WHAT YOU NEED TO DO
Check each line of the records below for the string "dame", then state how many lines contain it, with no other output.

Saved entries
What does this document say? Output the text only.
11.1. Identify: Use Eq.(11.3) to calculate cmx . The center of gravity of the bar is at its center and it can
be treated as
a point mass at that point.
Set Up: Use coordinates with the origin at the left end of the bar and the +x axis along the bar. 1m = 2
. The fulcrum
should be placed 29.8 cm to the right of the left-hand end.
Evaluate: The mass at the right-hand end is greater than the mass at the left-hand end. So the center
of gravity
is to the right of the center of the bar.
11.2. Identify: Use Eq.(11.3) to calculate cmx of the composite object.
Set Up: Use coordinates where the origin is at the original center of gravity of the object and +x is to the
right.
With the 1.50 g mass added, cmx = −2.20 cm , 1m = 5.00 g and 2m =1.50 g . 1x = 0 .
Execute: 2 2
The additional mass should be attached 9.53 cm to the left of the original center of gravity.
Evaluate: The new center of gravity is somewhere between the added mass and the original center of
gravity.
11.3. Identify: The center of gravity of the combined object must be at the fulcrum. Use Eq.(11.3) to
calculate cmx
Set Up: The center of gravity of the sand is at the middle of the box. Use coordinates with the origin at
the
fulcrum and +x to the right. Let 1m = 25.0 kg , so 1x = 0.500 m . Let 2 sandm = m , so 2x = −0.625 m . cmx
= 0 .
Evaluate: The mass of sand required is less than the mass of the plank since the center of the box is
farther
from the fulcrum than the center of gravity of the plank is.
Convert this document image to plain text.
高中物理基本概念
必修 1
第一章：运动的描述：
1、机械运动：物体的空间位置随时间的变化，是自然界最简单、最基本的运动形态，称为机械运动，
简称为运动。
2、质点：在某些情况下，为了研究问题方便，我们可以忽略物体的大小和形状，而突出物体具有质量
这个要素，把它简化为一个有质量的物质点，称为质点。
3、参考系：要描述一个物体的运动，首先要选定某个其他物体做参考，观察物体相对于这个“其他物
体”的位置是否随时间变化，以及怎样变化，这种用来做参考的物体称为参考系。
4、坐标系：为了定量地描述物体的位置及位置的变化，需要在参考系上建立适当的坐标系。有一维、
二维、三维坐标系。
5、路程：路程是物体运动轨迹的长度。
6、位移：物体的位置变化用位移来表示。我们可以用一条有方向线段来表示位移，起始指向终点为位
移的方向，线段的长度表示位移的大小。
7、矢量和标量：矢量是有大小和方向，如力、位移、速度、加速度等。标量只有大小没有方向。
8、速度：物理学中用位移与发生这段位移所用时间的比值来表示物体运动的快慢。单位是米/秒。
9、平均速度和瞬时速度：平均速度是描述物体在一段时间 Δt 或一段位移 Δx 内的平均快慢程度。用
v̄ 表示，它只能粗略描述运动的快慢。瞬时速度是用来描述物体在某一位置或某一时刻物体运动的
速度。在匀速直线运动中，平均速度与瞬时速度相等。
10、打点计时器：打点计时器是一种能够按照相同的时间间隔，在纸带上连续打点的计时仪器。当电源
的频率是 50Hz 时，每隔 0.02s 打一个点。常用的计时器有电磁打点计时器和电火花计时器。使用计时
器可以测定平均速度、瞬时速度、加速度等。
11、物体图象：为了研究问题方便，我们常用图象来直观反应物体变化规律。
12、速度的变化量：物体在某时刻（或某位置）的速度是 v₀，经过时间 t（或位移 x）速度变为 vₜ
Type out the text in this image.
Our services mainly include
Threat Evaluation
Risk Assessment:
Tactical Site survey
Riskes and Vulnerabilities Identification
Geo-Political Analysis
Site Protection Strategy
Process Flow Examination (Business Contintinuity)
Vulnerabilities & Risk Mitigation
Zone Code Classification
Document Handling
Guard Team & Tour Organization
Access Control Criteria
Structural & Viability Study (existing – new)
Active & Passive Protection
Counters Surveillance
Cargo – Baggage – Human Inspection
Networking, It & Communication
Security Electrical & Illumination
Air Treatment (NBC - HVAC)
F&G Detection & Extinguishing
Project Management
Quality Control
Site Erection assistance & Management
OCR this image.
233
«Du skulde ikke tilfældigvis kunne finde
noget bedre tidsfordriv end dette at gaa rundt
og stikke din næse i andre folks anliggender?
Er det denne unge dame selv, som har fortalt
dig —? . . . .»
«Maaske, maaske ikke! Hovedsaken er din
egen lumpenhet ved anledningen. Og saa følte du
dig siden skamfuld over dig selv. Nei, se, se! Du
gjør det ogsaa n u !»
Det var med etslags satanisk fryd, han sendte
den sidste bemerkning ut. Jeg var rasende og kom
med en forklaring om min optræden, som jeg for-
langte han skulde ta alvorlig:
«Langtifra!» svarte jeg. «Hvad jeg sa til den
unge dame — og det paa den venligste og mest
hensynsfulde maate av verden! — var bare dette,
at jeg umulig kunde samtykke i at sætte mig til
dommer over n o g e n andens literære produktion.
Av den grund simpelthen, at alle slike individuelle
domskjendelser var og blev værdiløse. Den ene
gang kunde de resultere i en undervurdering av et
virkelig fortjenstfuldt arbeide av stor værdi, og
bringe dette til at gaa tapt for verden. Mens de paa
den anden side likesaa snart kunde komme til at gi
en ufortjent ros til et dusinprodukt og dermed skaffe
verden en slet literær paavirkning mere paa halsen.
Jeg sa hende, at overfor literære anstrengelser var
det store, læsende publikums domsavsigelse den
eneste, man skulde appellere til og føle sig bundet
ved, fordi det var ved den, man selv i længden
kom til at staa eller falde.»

COMPLETE ANSWER
2